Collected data
## START

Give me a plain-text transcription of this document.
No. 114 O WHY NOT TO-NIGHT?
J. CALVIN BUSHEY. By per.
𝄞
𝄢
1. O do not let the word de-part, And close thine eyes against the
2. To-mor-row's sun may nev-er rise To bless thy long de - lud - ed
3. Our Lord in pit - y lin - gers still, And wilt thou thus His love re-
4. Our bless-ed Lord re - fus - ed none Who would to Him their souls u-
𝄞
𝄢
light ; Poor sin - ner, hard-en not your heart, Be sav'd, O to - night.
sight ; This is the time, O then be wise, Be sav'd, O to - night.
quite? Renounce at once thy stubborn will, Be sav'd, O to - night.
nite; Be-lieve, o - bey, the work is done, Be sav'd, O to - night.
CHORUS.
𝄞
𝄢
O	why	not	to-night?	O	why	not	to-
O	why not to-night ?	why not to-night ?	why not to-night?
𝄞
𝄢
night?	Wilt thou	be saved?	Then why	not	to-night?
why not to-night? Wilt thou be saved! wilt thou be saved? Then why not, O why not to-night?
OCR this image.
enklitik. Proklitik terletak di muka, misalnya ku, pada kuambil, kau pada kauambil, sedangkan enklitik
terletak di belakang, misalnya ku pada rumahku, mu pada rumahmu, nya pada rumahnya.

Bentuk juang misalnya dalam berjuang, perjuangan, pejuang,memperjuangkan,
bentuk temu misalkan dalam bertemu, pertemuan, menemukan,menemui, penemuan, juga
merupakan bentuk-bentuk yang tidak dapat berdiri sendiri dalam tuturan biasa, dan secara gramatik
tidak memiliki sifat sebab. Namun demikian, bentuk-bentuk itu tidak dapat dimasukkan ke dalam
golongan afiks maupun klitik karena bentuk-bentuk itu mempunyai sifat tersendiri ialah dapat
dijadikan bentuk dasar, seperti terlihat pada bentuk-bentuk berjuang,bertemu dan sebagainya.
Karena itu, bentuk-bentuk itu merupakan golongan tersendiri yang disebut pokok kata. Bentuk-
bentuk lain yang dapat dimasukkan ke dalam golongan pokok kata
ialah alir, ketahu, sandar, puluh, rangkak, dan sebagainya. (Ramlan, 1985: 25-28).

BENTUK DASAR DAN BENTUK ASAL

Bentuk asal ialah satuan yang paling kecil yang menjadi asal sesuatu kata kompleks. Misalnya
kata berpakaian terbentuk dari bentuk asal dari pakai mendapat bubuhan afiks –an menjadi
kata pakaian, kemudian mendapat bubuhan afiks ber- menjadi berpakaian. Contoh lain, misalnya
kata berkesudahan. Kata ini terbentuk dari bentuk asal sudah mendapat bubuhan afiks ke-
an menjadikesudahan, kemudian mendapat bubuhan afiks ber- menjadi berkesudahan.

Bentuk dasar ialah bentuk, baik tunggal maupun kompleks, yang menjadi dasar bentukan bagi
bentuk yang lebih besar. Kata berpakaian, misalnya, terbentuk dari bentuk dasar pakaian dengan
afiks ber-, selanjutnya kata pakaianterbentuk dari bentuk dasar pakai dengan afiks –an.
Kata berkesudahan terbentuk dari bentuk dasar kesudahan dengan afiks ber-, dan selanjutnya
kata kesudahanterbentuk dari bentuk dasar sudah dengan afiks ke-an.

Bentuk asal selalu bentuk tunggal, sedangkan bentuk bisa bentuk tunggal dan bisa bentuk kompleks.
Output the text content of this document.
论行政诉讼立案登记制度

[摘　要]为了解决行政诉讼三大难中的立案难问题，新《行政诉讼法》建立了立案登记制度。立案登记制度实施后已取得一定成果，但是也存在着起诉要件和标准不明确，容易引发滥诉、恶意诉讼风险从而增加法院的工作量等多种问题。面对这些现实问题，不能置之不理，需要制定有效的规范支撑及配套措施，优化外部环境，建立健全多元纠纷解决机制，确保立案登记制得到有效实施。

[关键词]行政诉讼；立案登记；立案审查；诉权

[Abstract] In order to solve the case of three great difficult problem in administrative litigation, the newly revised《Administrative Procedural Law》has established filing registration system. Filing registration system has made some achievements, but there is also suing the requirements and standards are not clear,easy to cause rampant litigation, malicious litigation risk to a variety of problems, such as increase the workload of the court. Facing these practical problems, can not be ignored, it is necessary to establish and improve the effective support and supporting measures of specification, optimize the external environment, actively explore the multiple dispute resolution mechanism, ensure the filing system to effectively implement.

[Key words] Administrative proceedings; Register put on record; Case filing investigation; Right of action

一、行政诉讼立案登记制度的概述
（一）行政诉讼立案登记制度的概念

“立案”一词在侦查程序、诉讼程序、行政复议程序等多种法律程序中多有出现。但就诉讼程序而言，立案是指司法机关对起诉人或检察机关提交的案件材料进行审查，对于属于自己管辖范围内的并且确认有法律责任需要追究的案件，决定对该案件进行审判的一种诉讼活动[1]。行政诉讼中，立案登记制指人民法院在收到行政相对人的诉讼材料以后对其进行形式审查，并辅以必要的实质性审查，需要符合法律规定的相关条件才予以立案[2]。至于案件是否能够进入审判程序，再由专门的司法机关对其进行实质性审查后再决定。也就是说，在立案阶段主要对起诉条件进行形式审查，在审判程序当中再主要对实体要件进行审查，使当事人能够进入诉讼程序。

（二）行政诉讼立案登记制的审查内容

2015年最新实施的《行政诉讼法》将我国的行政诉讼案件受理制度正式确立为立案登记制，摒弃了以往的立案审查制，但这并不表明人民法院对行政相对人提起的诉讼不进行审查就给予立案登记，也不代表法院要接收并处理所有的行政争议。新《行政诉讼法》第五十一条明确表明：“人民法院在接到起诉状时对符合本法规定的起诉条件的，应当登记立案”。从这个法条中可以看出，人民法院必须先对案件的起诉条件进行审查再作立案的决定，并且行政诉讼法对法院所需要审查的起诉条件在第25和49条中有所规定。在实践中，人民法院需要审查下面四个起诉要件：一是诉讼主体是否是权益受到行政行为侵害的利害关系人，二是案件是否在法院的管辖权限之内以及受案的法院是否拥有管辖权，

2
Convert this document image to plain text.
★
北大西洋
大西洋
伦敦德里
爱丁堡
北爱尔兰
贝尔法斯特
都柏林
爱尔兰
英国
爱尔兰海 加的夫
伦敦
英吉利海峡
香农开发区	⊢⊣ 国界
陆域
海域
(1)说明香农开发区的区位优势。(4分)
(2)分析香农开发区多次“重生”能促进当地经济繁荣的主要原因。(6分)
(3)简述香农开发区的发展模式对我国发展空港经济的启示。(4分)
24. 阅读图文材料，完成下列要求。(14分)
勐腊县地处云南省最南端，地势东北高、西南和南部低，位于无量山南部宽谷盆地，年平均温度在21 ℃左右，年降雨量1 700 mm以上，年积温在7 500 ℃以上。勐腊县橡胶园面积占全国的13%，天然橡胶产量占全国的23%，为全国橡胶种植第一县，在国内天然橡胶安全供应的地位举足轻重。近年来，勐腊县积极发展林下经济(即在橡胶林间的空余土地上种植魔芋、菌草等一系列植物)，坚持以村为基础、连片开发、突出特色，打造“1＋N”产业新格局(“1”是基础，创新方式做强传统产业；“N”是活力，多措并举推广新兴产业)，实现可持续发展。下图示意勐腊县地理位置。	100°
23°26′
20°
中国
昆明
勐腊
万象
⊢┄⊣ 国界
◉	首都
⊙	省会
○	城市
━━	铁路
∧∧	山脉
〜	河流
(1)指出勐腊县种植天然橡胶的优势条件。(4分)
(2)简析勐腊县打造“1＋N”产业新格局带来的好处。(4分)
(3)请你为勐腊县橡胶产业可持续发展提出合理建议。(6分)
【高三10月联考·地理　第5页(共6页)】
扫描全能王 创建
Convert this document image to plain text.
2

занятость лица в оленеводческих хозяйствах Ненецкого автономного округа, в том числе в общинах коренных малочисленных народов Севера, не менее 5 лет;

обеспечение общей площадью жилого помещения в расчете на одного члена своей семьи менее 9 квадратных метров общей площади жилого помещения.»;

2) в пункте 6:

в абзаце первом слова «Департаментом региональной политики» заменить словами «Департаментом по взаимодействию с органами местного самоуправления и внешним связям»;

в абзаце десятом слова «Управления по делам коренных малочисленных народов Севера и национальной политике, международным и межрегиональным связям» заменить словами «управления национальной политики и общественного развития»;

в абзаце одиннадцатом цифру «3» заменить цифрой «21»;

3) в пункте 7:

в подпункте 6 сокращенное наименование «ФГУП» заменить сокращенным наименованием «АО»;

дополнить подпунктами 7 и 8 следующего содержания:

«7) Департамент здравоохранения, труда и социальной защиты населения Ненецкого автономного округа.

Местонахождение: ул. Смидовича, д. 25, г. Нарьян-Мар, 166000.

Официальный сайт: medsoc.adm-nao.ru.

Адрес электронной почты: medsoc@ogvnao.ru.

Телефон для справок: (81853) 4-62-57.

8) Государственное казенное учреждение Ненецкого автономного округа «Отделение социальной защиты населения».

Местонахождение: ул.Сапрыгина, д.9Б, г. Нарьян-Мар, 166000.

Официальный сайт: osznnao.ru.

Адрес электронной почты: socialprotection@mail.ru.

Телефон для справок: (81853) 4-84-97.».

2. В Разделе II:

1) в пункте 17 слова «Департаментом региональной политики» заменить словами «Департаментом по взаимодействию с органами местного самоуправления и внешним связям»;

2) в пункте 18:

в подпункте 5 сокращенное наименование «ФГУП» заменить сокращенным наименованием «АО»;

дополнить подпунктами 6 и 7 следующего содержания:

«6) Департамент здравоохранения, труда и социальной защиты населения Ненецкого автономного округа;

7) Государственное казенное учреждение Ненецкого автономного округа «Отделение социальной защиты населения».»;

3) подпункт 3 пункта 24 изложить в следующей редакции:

## END

Provide only the count of lines in the data above that include the string "berkesudahan".

3